» Data excerpts

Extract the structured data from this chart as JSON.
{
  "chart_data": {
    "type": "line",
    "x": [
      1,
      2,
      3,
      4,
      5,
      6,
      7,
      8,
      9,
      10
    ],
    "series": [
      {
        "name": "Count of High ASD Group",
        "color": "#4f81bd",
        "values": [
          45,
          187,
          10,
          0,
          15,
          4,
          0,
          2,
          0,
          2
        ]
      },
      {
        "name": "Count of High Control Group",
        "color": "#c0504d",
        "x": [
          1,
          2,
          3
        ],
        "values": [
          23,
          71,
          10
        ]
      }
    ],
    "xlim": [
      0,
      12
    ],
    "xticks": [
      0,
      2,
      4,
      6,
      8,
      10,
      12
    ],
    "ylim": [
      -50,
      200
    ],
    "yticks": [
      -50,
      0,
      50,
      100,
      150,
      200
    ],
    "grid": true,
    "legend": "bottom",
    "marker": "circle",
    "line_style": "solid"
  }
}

--

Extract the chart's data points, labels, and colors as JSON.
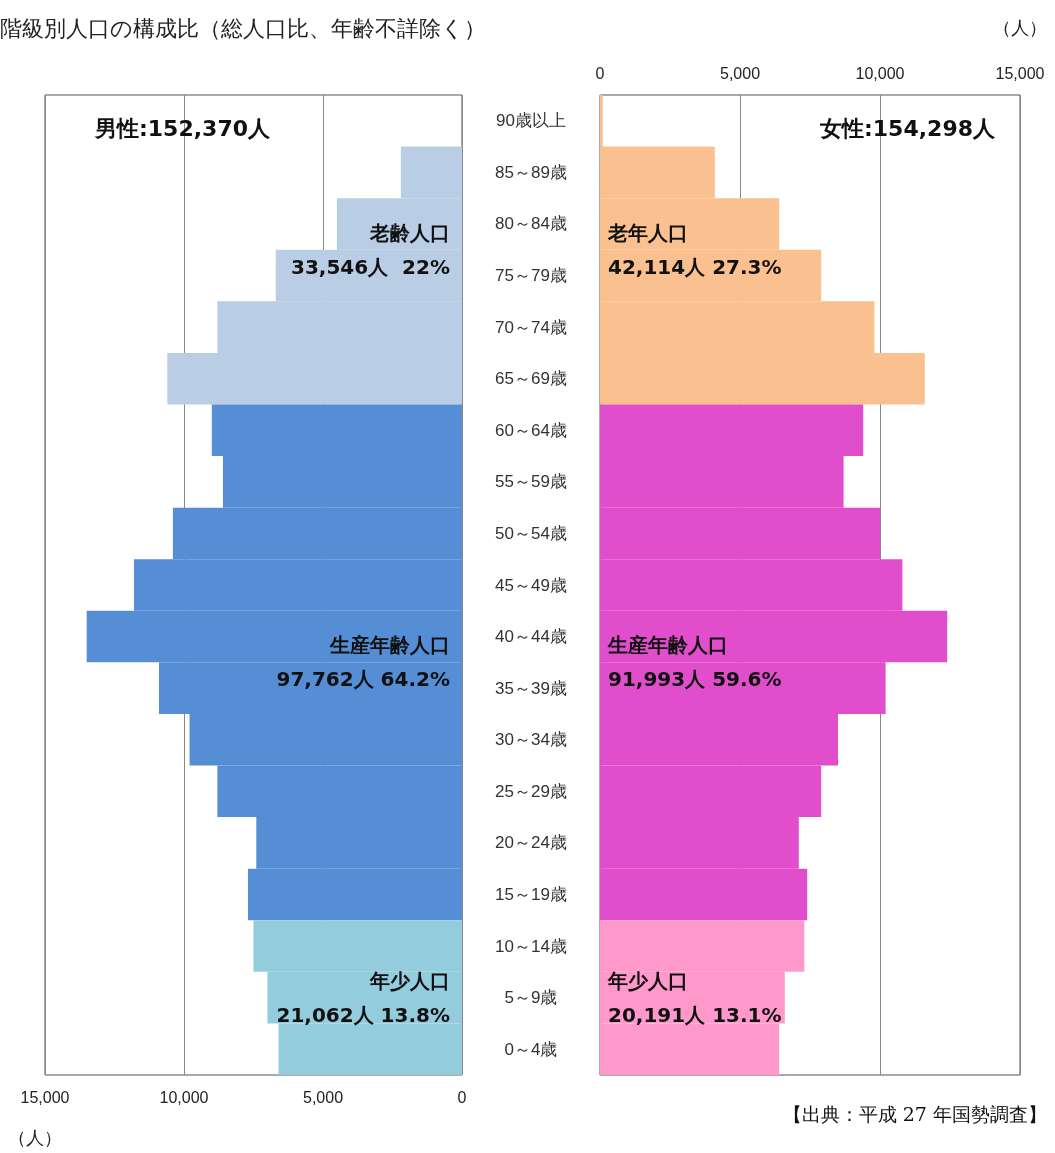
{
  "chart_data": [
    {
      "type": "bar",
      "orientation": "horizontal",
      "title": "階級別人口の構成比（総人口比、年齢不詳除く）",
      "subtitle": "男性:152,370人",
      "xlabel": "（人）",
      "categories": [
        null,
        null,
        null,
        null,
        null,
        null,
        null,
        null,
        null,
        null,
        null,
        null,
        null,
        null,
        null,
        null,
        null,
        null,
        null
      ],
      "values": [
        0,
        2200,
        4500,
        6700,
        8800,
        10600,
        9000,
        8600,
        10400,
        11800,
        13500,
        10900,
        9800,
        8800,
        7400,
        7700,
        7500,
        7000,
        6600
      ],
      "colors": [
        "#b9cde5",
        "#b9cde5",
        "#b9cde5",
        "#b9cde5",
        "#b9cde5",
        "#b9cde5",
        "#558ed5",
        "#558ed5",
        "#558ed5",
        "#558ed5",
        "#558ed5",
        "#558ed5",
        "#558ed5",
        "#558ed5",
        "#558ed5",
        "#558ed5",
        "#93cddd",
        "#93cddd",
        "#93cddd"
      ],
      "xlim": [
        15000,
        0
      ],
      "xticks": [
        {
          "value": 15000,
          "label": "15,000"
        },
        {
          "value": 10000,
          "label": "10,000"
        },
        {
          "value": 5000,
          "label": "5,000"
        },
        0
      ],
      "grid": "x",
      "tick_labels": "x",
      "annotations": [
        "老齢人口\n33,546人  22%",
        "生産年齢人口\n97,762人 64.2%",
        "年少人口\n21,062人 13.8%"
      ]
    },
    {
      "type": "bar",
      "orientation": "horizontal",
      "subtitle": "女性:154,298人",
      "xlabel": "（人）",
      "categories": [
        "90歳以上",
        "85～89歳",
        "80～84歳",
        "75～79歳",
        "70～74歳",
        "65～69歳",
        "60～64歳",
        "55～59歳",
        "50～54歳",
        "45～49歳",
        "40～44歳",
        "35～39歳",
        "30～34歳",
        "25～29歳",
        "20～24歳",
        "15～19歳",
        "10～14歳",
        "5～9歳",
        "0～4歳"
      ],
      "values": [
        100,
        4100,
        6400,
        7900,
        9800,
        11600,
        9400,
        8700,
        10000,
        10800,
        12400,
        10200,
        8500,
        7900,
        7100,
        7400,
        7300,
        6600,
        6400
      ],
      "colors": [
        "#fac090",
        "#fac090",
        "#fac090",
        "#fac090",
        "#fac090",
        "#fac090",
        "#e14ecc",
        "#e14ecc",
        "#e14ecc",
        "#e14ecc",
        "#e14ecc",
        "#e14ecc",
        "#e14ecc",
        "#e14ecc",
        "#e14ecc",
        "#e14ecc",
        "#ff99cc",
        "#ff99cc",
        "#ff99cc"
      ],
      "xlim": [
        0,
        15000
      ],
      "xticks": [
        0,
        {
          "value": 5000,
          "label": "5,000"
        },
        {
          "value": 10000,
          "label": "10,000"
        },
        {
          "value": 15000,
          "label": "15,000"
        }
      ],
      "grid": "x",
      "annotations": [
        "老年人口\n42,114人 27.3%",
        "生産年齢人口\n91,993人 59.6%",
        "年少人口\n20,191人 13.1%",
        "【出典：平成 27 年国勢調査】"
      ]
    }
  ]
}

* * *

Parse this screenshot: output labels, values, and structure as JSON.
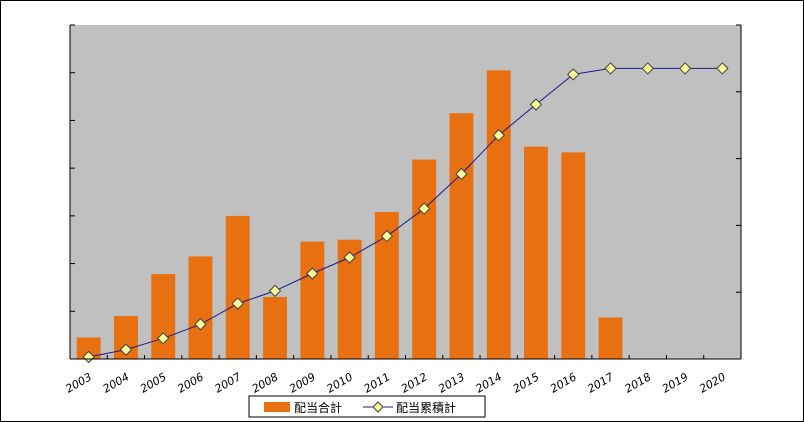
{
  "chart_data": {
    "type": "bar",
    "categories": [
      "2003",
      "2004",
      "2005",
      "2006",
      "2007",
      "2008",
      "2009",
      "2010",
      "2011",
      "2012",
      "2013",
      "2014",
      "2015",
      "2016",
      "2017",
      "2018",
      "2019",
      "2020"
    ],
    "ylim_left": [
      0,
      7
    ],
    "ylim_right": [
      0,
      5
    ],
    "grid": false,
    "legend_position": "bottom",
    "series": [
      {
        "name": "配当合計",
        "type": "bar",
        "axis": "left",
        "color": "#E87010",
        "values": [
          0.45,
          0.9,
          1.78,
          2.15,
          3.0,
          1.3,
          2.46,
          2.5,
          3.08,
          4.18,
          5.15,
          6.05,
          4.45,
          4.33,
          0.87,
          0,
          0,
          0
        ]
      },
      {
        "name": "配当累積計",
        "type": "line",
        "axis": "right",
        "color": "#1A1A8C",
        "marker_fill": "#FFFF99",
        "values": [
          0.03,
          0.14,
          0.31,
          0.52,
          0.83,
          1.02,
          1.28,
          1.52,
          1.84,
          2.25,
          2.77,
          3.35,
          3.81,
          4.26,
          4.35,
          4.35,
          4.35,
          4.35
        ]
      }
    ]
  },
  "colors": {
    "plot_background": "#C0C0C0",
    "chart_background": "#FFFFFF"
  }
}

» Problem requirements
Find all lines holding the string "Extract" and copy them.

» Result
Extract the structured data from this chart as JSON.
Extract the chart's data points, labels, and colors as JSON.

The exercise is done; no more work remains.